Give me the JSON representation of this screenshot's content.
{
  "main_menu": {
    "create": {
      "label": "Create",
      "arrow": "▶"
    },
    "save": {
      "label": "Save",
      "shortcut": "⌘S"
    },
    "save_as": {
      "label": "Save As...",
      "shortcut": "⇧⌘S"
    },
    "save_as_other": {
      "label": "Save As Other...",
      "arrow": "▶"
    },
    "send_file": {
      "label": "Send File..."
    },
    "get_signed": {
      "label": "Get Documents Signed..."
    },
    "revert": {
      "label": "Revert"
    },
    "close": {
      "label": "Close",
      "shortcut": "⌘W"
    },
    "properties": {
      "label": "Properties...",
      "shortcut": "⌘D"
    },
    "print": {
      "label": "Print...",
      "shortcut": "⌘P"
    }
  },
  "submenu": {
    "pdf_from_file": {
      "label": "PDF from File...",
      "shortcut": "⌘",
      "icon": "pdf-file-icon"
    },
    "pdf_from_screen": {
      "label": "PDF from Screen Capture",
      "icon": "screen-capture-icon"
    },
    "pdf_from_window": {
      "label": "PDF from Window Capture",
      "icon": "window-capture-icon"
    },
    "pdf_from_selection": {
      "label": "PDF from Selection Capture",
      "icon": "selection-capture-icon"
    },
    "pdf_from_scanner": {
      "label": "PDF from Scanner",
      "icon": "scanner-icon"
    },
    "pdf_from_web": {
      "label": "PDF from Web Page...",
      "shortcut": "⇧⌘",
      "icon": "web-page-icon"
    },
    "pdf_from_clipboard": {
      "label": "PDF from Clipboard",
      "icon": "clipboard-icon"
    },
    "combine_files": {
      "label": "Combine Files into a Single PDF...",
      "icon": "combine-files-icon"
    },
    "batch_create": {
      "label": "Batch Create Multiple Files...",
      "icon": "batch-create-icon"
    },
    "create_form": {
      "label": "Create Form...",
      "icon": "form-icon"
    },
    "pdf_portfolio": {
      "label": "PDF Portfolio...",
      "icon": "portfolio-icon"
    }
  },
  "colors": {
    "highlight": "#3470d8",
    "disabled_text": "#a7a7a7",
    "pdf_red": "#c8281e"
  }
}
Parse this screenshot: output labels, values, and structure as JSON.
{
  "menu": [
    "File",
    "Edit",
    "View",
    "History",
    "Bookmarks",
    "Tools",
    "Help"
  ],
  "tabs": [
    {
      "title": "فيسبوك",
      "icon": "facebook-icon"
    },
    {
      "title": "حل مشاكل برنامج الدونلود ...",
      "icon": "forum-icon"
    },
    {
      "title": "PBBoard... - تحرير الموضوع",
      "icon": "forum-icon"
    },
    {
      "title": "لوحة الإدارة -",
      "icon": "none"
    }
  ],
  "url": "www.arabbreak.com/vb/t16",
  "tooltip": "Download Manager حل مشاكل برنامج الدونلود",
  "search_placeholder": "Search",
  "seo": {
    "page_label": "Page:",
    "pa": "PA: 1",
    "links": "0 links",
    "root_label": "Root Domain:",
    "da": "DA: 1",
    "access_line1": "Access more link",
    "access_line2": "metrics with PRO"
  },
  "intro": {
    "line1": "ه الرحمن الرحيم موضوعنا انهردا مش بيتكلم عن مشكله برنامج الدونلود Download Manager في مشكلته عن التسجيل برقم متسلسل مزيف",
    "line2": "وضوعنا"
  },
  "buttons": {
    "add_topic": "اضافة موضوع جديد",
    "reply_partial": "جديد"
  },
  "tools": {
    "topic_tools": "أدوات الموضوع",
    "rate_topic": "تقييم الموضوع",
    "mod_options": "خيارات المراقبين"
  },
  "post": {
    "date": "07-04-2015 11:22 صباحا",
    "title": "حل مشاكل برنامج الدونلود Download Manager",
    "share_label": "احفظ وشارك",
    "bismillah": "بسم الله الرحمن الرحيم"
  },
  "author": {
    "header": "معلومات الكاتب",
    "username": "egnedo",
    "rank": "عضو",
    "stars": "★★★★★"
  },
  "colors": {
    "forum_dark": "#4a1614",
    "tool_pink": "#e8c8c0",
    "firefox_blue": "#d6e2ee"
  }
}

○ ○ ○ ○ ○

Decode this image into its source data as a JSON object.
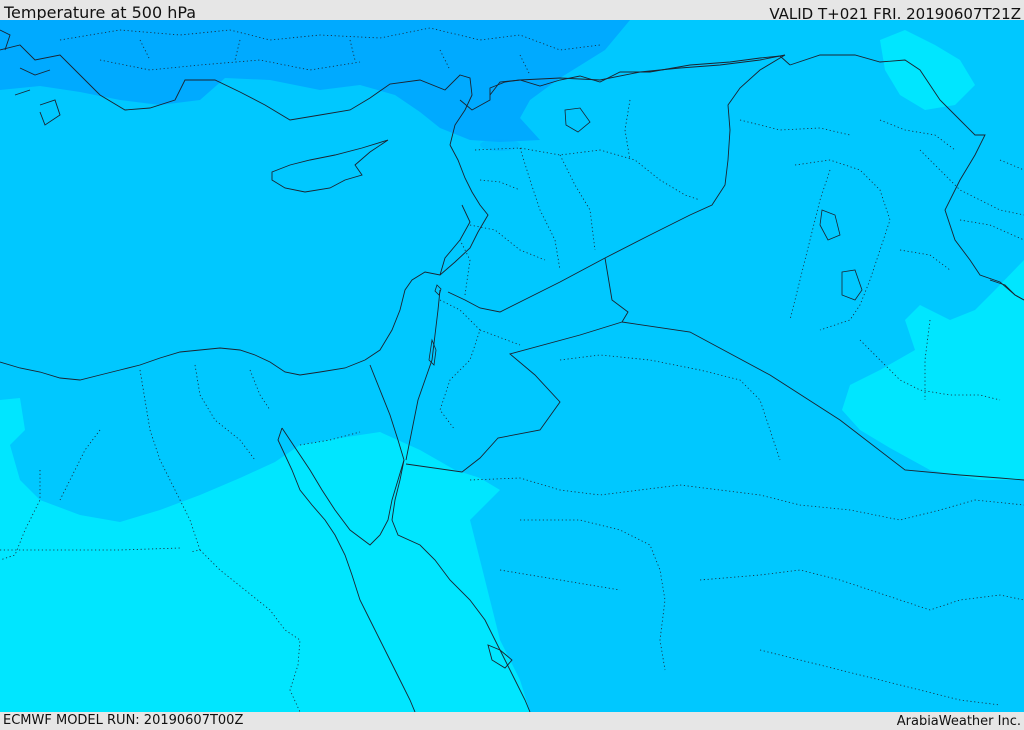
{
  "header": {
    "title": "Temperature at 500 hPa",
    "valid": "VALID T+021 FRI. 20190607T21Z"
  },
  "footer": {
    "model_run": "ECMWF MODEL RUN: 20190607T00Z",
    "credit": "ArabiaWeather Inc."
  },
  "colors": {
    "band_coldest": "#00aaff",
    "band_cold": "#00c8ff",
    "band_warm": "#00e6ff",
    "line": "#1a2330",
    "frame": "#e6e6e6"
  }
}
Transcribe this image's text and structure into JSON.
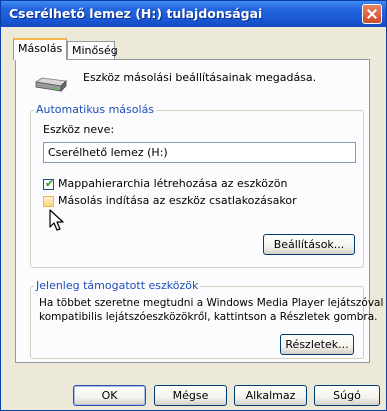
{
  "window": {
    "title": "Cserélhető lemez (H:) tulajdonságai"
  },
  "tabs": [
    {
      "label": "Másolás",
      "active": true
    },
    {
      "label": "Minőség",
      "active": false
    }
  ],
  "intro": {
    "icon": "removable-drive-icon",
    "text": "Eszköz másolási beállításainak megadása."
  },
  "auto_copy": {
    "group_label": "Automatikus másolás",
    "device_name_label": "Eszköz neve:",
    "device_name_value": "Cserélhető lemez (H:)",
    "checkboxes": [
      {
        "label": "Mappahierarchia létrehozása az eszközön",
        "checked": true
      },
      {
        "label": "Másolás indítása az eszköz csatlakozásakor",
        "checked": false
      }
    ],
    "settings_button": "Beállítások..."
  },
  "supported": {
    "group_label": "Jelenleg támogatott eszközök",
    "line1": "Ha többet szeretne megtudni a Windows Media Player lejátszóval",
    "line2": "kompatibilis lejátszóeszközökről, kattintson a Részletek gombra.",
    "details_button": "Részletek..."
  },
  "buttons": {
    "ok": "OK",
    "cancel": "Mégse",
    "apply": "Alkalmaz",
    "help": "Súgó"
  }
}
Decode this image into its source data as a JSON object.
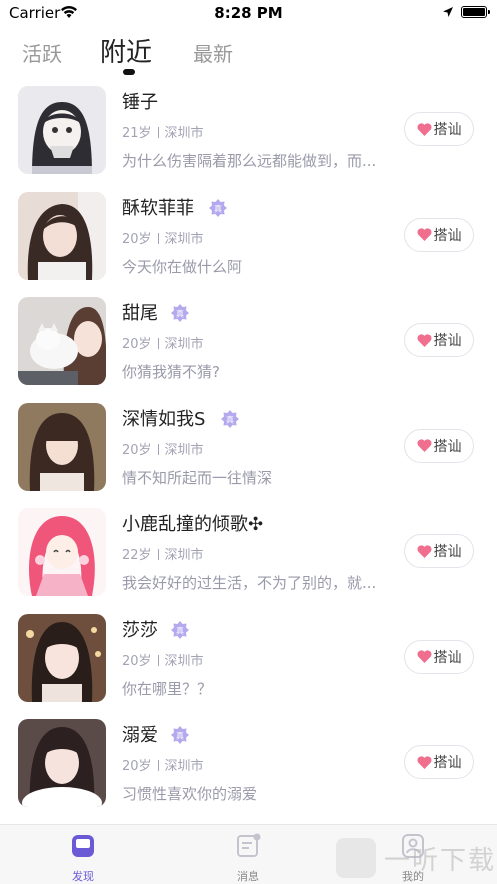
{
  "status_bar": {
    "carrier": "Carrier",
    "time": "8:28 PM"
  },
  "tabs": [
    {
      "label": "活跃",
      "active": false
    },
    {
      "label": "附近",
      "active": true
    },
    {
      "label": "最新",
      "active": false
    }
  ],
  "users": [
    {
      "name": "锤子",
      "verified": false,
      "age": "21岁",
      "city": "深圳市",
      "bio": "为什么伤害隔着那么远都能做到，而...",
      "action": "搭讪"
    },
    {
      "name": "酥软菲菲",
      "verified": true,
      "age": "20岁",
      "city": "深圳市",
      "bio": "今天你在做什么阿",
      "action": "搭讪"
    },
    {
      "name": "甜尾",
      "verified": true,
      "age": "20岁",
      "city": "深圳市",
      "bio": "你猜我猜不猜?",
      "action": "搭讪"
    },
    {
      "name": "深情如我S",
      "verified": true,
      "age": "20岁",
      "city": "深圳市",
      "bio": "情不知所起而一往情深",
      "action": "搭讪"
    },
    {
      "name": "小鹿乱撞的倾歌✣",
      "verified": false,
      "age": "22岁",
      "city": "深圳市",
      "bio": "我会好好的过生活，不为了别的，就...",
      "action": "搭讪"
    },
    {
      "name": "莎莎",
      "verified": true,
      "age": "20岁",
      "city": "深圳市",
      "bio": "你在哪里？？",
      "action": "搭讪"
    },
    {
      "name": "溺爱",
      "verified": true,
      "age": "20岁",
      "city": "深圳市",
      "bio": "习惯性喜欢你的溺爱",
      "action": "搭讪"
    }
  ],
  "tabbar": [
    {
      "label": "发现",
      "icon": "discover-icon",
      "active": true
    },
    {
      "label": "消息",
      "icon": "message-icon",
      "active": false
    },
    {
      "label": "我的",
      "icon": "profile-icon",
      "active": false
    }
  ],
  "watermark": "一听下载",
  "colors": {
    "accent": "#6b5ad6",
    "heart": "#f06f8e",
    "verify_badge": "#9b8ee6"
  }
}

○ ○ ○ ○ ○

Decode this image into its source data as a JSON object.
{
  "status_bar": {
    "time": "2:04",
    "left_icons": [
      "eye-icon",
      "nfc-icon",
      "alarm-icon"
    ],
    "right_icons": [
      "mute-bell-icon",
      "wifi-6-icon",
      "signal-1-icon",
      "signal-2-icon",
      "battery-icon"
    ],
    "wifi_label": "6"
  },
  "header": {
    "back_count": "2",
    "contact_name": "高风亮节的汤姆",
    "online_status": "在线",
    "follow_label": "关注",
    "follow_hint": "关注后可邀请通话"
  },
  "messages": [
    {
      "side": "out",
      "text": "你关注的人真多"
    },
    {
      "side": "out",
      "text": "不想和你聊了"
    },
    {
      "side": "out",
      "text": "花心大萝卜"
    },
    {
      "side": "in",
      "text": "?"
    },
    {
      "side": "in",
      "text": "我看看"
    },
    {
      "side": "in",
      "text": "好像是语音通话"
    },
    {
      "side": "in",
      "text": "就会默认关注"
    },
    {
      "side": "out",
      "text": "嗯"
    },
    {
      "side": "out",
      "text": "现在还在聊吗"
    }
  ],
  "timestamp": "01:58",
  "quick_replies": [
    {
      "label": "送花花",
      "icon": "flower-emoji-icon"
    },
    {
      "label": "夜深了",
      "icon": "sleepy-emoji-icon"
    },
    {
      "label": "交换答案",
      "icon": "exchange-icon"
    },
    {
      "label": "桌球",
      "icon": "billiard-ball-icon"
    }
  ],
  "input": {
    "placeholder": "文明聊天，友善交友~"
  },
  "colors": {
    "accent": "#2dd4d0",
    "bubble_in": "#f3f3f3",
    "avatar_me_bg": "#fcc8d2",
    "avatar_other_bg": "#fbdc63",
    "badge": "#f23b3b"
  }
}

○ ○ ○ ○ ○

• _Aim of the task_
Look through the listing and extract every line with "الموضوع" in it.

• _Result_
      "title": "PBBoard... - تحرير الموضوع",
    "topic_tools": "أدوات الموضوع",
    "rate_topic": "تقييم الموضوع",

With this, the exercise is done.